* BEGIN INFORMATION SHOWN *
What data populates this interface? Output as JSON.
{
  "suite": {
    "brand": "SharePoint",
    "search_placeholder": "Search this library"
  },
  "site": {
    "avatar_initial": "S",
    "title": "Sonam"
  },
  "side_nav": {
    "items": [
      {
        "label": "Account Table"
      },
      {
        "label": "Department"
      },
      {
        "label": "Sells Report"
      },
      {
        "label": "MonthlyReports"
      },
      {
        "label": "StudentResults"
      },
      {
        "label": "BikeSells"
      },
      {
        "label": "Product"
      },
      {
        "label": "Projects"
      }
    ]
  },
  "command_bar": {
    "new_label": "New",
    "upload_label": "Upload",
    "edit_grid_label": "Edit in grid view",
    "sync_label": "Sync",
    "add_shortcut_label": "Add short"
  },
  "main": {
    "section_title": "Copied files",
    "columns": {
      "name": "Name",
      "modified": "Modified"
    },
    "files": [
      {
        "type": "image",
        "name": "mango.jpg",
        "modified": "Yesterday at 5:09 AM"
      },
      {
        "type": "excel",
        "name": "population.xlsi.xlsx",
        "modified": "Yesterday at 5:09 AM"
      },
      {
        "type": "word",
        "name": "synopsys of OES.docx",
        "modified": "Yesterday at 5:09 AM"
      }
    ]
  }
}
* END INFORMATION SHOWN *
TASK STATEMENT =
Which lines in the listing above hold the word "name"? Show each of them.

EXERCISE RESPONSE =
      "name": "Name",
        "name": "mango.jpg",
        "name": "population.xlsi.xlsx",
        "name": "synopsys of OES.docx",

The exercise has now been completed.